++++ RECORD SET ++++
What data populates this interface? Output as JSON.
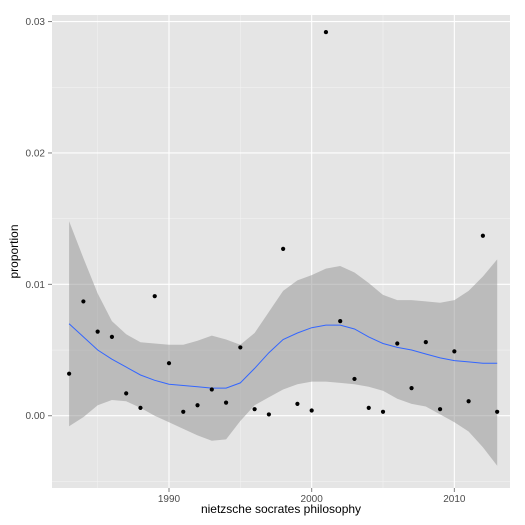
{
  "chart_data": {
    "type": "scatter",
    "xlabel": "nietzsche socrates philosophy",
    "ylabel": "proportion",
    "xlim": [
      1981.8,
      2013.9
    ],
    "ylim": [
      -0.0055,
      0.0305
    ],
    "x_ticks": [
      1990,
      2000,
      2010
    ],
    "x_tick_labels": [
      "1990",
      "2000",
      "2010"
    ],
    "y_ticks": [
      0.0,
      0.01,
      0.02,
      0.03
    ],
    "y_tick_labels": [
      "0.00",
      "0.01",
      "0.02",
      "0.03"
    ],
    "grid": true,
    "points": {
      "x": [
        1983,
        1984,
        1985,
        1986,
        1987,
        1988,
        1989,
        1990,
        1991,
        1992,
        1993,
        1994,
        1995,
        1996,
        1997,
        1998,
        1999,
        2000,
        2001,
        2002,
        2003,
        2004,
        2005,
        2006,
        2007,
        2008,
        2009,
        2010,
        2011,
        2012,
        2013
      ],
      "y": [
        0.0032,
        0.0087,
        0.0064,
        0.006,
        0.0017,
        0.0006,
        0.0091,
        0.004,
        0.0003,
        0.0008,
        0.002,
        0.001,
        0.0052,
        0.0005,
        0.0001,
        0.0127,
        0.0009,
        0.0004,
        0.0292,
        0.0072,
        0.0028,
        0.0006,
        0.0003,
        0.0055,
        0.0021,
        0.0056,
        0.0005,
        0.0049,
        0.0011,
        0.0137,
        0.0003
      ]
    },
    "smooth": {
      "x": [
        1983,
        1984,
        1985,
        1986,
        1987,
        1988,
        1989,
        1990,
        1991,
        1992,
        1993,
        1994,
        1995,
        1996,
        1997,
        1998,
        1999,
        2000,
        2001,
        2002,
        2003,
        2004,
        2005,
        2006,
        2007,
        2008,
        2009,
        2010,
        2011,
        2012,
        2013
      ],
      "y": [
        0.007,
        0.006,
        0.005,
        0.0043,
        0.0037,
        0.0031,
        0.0027,
        0.0024,
        0.0023,
        0.0022,
        0.0021,
        0.0021,
        0.0025,
        0.0036,
        0.0048,
        0.0058,
        0.0063,
        0.0067,
        0.0069,
        0.0069,
        0.0066,
        0.006,
        0.0055,
        0.0052,
        0.005,
        0.0047,
        0.0044,
        0.0042,
        0.0041,
        0.004,
        0.004
      ],
      "lower": [
        -0.0008,
        -0.0001,
        0.0008,
        0.0012,
        0.0011,
        0.0006,
        0.0,
        -0.0005,
        -0.001,
        -0.0015,
        -0.0019,
        -0.0018,
        -0.0004,
        0.0008,
        0.0014,
        0.002,
        0.0024,
        0.0026,
        0.0026,
        0.0025,
        0.0024,
        0.0022,
        0.0019,
        0.0013,
        0.0009,
        0.0007,
        0.0001,
        -0.0005,
        -0.0012,
        -0.0024,
        -0.0038
      ],
      "upper": [
        0.0148,
        0.012,
        0.0093,
        0.0072,
        0.0062,
        0.0056,
        0.0055,
        0.0054,
        0.0054,
        0.0057,
        0.0061,
        0.0058,
        0.0054,
        0.0063,
        0.0079,
        0.0095,
        0.0103,
        0.0107,
        0.0112,
        0.0114,
        0.0109,
        0.0101,
        0.0092,
        0.0088,
        0.0088,
        0.0087,
        0.0086,
        0.0088,
        0.0095,
        0.0106,
        0.0119
      ]
    },
    "colors": {
      "panel": "#e5e5e5",
      "grid_major": "#ffffff",
      "grid_minor": "#f2f2f2",
      "ribbon": "#999999",
      "line": "#3366ff",
      "point": "#000000"
    }
  }
}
++++
* _CHALLENGE_
Return the records exactly. Don't carry the pictures over.

* _OUTPUT BELOW_
What data populates this interface? Output as JSON.
{
  "chart_data": {
    "type": "scatter",
    "xlabel": "nietzsche socrates philosophy",
    "ylabel": "proportion",
    "xlim": [
      1981.8,
      2013.9
    ],
    "ylim": [
      -0.0055,
      0.0305
    ],
    "x_ticks": [
      1990,
      2000,
      2010
    ],
    "x_tick_labels": [
      "1990",
      "2000",
      "2010"
    ],
    "y_ticks": [
      0.0,
      0.01,
      0.02,
      0.03
    ],
    "y_tick_labels": [
      "0.00",
      "0.01",
      "0.02",
      "0.03"
    ],
    "grid": true,
    "points": {
      "x": [
        1983,
        1984,
        1985,
        1986,
        1987,
        1988,
        1989,
        1990,
        1991,
        1992,
        1993,
        1994,
        1995,
        1996,
        1997,
        1998,
        1999,
        2000,
        2001,
        2002,
        2003,
        2004,
        2005,
        2006,
        2007,
        2008,
        2009,
        2010,
        2011,
        2012,
        2013
      ],
      "y": [
        0.0032,
        0.0087,
        0.0064,
        0.006,
        0.0017,
        0.0006,
        0.0091,
        0.004,
        0.0003,
        0.0008,
        0.002,
        0.001,
        0.0052,
        0.0005,
        0.0001,
        0.0127,
        0.0009,
        0.0004,
        0.0292,
        0.0072,
        0.0028,
        0.0006,
        0.0003,
        0.0055,
        0.0021,
        0.0056,
        0.0005,
        0.0049,
        0.0011,
        0.0137,
        0.0003
      ]
    },
    "smooth": {
      "x": [
        1983,
        1984,
        1985,
        1986,
        1987,
        1988,
        1989,
        1990,
        1991,
        1992,
        1993,
        1994,
        1995,
        1996,
        1997,
        1998,
        1999,
        2000,
        2001,
        2002,
        2003,
        2004,
        2005,
        2006,
        2007,
        2008,
        2009,
        2010,
        2011,
        2012,
        2013
      ],
      "y": [
        0.007,
        0.006,
        0.005,
        0.0043,
        0.0037,
        0.0031,
        0.0027,
        0.0024,
        0.0023,
        0.0022,
        0.0021,
        0.0021,
        0.0025,
        0.0036,
        0.0048,
        0.0058,
        0.0063,
        0.0067,
        0.0069,
        0.0069,
        0.0066,
        0.006,
        0.0055,
        0.0052,
        0.005,
        0.0047,
        0.0044,
        0.0042,
        0.0041,
        0.004,
        0.004
      ],
      "lower": [
        -0.0008,
        -0.0001,
        0.0008,
        0.0012,
        0.0011,
        0.0006,
        0.0,
        -0.0005,
        -0.001,
        -0.0015,
        -0.0019,
        -0.0018,
        -0.0004,
        0.0008,
        0.0014,
        0.002,
        0.0024,
        0.0026,
        0.0026,
        0.0025,
        0.0024,
        0.0022,
        0.0019,
        0.0013,
        0.0009,
        0.0007,
        0.0001,
        -0.0005,
        -0.0012,
        -0.0024,
        -0.0038
      ],
      "upper": [
        0.0148,
        0.012,
        0.0093,
        0.0072,
        0.0062,
        0.0056,
        0.0055,
        0.0054,
        0.0054,
        0.0057,
        0.0061,
        0.0058,
        0.0054,
        0.0063,
        0.0079,
        0.0095,
        0.0103,
        0.0107,
        0.0112,
        0.0114,
        0.0109,
        0.0101,
        0.0092,
        0.0088,
        0.0088,
        0.0087,
        0.0086,
        0.0088,
        0.0095,
        0.0106,
        0.0119
      ]
    },
    "colors": {
      "panel": "#e5e5e5",
      "grid_major": "#ffffff",
      "grid_minor": "#f2f2f2",
      "ribbon": "#999999",
      "line": "#3366ff",
      "point": "#000000"
    }
  }
}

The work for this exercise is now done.